____ AVAILABLE RECORDS

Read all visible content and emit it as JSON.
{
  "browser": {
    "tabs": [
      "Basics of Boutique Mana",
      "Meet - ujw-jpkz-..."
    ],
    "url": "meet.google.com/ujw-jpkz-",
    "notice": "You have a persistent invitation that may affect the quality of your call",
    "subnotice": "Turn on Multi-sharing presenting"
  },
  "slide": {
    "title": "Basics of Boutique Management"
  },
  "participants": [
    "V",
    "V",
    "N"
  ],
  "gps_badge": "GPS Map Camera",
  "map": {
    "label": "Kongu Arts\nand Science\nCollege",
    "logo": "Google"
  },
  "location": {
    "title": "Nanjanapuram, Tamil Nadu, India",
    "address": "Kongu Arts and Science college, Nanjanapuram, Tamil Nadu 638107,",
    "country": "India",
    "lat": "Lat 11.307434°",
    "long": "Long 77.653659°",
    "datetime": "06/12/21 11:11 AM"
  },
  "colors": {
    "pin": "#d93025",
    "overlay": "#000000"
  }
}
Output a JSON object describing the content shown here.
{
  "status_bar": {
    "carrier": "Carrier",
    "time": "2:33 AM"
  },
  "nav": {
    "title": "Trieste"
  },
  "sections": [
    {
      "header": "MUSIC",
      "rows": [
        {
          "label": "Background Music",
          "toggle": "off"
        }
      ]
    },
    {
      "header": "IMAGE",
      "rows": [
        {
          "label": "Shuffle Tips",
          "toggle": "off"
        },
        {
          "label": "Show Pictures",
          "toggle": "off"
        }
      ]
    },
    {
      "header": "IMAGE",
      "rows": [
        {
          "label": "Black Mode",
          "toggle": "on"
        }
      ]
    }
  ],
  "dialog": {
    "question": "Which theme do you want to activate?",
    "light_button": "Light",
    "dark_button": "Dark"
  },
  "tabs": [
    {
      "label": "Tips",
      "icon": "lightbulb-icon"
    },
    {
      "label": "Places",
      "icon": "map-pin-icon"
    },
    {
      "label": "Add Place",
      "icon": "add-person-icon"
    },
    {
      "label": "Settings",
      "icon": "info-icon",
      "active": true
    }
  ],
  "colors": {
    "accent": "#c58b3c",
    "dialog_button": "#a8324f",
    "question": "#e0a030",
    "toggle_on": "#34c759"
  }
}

________

WRITTEN REQUEST:
From the material above, gather all lines that include the string "JSON" and copy them.

THE RESULT:
Read all visible content and emit it as JSON.
Output a JSON object describing the content shown here.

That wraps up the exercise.